Records from a data source
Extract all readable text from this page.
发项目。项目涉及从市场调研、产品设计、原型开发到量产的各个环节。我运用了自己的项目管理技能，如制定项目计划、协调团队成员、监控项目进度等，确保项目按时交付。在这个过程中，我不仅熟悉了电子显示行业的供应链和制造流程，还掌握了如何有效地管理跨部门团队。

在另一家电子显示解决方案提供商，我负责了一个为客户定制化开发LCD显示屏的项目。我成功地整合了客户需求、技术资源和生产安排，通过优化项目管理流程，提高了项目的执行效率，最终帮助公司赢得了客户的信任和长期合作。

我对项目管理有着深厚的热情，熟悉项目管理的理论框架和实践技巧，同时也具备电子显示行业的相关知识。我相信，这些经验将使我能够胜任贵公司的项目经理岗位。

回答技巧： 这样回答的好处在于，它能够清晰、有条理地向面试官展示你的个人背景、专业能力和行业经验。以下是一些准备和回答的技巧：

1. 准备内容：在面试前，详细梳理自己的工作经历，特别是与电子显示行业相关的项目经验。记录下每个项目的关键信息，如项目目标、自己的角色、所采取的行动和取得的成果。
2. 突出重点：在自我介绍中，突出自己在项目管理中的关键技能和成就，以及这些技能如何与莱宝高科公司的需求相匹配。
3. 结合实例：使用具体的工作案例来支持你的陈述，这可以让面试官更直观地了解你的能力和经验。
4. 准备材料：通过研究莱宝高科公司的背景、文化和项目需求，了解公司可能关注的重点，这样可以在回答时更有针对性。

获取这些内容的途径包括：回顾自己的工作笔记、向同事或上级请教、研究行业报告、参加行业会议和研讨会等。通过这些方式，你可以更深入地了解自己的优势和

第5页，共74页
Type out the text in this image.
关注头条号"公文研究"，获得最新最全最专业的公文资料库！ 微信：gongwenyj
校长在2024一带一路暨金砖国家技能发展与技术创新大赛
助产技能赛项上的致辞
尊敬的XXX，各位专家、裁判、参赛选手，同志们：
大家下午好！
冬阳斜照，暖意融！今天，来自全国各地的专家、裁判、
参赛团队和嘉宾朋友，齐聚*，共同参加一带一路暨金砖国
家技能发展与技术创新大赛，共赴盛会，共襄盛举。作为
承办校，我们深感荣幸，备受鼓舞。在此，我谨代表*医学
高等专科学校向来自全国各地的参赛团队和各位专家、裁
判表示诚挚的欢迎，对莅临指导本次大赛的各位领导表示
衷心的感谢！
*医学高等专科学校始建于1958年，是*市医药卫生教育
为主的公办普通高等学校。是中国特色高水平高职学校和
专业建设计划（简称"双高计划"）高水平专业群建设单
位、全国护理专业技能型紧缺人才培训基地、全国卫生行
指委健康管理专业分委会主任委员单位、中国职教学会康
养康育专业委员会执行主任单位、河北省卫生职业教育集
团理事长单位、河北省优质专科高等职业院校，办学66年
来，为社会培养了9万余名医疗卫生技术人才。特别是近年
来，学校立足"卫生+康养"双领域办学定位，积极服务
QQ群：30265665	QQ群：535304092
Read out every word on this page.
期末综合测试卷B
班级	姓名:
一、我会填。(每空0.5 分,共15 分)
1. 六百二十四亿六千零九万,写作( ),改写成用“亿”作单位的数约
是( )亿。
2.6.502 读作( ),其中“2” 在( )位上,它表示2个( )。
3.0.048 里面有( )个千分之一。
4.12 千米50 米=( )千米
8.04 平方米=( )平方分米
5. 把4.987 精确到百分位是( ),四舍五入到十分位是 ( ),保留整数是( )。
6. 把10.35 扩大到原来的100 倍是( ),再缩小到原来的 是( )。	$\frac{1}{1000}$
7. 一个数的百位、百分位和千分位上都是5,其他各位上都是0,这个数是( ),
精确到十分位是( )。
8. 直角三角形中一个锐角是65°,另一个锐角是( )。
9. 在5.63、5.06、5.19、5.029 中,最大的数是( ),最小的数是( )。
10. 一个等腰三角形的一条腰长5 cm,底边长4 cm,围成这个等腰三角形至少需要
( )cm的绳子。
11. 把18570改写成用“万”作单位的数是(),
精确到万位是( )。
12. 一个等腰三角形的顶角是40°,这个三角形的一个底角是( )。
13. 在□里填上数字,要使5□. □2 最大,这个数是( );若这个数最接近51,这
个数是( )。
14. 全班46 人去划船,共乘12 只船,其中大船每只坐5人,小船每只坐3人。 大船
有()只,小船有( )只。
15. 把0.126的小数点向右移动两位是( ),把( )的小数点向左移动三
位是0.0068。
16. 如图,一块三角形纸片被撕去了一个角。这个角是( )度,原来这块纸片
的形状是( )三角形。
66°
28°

Instruction: Identify and extract each line of the listing that contains "这个数是".

In response:
7. 一个数的百位、百分位和千分位上都是5,其他各位上都是0,这个数是( ),
13. 在□里填上数字,要使5□. □2 最大,这个数是( );若这个数最接近51,这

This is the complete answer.